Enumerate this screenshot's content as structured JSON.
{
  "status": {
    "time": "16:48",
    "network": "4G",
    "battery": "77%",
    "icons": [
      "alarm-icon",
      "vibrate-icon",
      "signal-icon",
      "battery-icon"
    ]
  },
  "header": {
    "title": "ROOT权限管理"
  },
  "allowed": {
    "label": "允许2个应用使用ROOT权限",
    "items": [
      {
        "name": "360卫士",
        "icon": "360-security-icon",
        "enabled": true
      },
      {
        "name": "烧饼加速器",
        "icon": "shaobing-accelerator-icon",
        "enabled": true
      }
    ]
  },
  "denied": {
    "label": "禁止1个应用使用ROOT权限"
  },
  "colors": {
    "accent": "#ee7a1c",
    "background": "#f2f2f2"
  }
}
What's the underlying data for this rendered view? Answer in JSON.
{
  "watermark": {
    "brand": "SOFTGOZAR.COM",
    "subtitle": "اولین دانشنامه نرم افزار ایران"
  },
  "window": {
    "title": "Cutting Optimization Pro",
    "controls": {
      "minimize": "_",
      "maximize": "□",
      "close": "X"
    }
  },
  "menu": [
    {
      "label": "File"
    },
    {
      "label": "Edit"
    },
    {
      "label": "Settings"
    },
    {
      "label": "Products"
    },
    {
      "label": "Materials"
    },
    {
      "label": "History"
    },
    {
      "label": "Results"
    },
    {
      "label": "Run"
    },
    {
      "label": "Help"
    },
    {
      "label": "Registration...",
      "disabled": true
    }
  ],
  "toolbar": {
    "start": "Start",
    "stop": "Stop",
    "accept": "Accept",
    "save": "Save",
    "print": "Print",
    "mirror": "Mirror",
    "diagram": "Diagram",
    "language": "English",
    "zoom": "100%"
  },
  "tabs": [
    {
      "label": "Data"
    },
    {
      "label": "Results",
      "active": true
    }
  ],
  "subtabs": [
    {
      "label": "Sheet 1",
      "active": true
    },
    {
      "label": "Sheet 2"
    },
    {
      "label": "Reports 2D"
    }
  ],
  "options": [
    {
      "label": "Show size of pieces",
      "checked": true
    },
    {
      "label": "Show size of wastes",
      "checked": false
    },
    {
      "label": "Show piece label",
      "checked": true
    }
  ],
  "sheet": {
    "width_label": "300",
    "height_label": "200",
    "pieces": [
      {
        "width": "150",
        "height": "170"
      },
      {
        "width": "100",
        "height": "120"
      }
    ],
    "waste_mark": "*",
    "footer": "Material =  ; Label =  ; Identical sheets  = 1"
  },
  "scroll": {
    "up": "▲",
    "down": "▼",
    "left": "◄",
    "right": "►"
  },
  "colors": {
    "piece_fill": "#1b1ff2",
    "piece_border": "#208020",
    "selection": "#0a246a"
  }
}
· · · · ·
## [WRITTEN REQUEST]
Find the word "this" in the entries above and gather every line that holds it.

## [EXERCISE SOLUTION]
Enumerate this screenshot's content as structured JSON.
What's the underlying data for this rendered view? Answer in JSON.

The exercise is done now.